*Task to complete*:
Retype each line exactly. Skip images.

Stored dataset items
— Begin —

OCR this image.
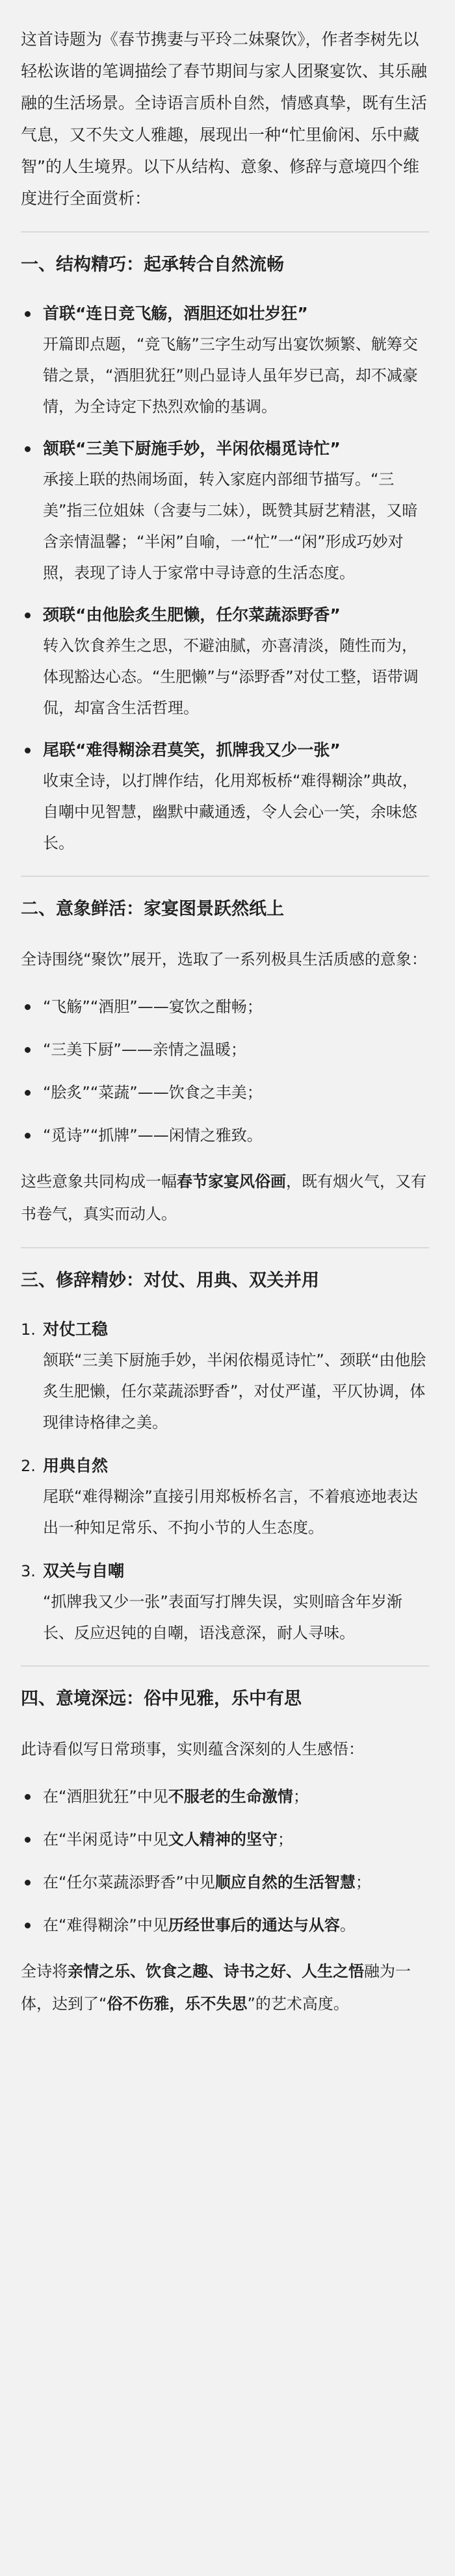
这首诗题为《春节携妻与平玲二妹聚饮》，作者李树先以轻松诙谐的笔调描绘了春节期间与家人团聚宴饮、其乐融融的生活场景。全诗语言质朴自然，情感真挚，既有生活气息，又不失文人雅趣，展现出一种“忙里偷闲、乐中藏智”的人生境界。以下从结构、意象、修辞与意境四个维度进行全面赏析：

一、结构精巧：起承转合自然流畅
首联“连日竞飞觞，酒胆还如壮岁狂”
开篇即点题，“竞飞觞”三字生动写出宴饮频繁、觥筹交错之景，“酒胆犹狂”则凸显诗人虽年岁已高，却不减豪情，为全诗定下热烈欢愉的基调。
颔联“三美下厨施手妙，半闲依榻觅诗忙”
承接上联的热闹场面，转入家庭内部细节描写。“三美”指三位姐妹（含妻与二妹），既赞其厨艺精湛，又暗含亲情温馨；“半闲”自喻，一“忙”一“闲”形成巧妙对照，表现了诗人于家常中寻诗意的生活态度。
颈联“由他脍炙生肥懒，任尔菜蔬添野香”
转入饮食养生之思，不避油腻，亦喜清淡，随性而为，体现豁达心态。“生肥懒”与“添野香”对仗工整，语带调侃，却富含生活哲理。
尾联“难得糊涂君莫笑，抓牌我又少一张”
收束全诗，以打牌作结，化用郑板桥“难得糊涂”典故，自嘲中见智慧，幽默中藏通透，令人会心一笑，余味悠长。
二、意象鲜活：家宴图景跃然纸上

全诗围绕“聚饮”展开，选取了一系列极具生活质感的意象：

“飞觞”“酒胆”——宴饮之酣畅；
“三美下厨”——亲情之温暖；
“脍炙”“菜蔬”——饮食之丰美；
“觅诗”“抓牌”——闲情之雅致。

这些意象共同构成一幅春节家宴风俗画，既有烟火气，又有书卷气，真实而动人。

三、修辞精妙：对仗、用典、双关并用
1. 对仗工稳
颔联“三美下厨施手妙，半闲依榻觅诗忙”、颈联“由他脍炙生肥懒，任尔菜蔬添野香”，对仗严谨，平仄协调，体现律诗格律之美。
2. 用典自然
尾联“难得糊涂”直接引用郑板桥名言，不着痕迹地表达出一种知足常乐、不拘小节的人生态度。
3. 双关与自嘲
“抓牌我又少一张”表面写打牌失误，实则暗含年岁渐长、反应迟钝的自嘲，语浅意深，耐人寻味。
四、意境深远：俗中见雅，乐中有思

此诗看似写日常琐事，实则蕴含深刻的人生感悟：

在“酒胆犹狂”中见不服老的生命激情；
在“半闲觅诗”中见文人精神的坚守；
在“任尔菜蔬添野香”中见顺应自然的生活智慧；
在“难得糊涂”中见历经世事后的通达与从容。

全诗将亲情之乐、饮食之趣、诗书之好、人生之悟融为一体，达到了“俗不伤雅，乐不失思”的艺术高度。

— End —

*Complete output*:
OCR this image.
这首诗题为《春节携妻与平玲二妹聚饮》，作者李树先以轻松诙谐的笔调描绘了春节期间与家人团聚宴饮、其乐融融的生活场景。全诗语言质朴自然，情感真挚，既有生活气息，又不失文人雅趣，展现出一种“忙里偷闲、乐中藏智”的人生境界。以下从结构、意象、修辞与意境四个维度进行全面赏析：

一、结构精巧：起承转合自然流畅
首联“连日竞飞觞，酒胆还如壮岁狂”
开篇即点题，“竞飞觞”三字生动写出宴饮频繁、觥筹交错之景，“酒胆犹狂”则凸显诗人虽年岁已高，却不减豪情，为全诗定下热烈欢愉的基调。
颔联“三美下厨施手妙，半闲依榻觅诗忙”
承接上联的热闹场面，转入家庭内部细节描写。“三美”指三位姐妹（含妻与二妹），既赞其厨艺精湛，又暗含亲情温馨；“半闲”自喻，一“忙”一“闲”形成巧妙对照，表现了诗人于家常中寻诗意的生活态度。
颈联“由他脍炙生肥懒，任尔菜蔬添野香”
转入饮食养生之思，不避油腻，亦喜清淡，随性而为，体现豁达心态。“生肥懒”与“添野香”对仗工整，语带调侃，却富含生活哲理。
尾联“难得糊涂君莫笑，抓牌我又少一张”
收束全诗，以打牌作结，化用郑板桥“难得糊涂”典故，自嘲中见智慧，幽默中藏通透，令人会心一笑，余味悠长。
二、意象鲜活：家宴图景跃然纸上

全诗围绕“聚饮”展开，选取了一系列极具生活质感的意象：

“飞觞”“酒胆”——宴饮之酣畅；
“三美下厨”——亲情之温暖；
“脍炙”“菜蔬”——饮食之丰美；
“觅诗”“抓牌”——闲情之雅致。

这些意象共同构成一幅春节家宴风俗画，既有烟火气，又有书卷气，真实而动人。

三、修辞精妙：对仗、用典、双关并用
1. 对仗工稳
颔联“三美下厨施手妙，半闲依榻觅诗忙”、颈联“由他脍炙生肥懒，任尔菜蔬添野香”，对仗严谨，平仄协调，体现律诗格律之美。
2. 用典自然
尾联“难得糊涂”直接引用郑板桥名言，不着痕迹地表达出一种知足常乐、不拘小节的人生态度。
3. 双关与自嘲
“抓牌我又少一张”表面写打牌失误，实则暗含年岁渐长、反应迟钝的自嘲，语浅意深，耐人寻味。
四、意境深远：俗中见雅，乐中有思

此诗看似写日常琐事，实则蕴含深刻的人生感悟：

在“酒胆犹狂”中见不服老的生命激情；
在“半闲觅诗”中见文人精神的坚守；
在“任尔菜蔬添野香”中见顺应自然的生活智慧；
在“难得糊涂”中见历经世事后的通达与从容。

全诗将亲情之乐、饮食之趣、诗书之好、人生之悟融为一体，达到了“俗不伤雅，乐不失思”的艺术高度。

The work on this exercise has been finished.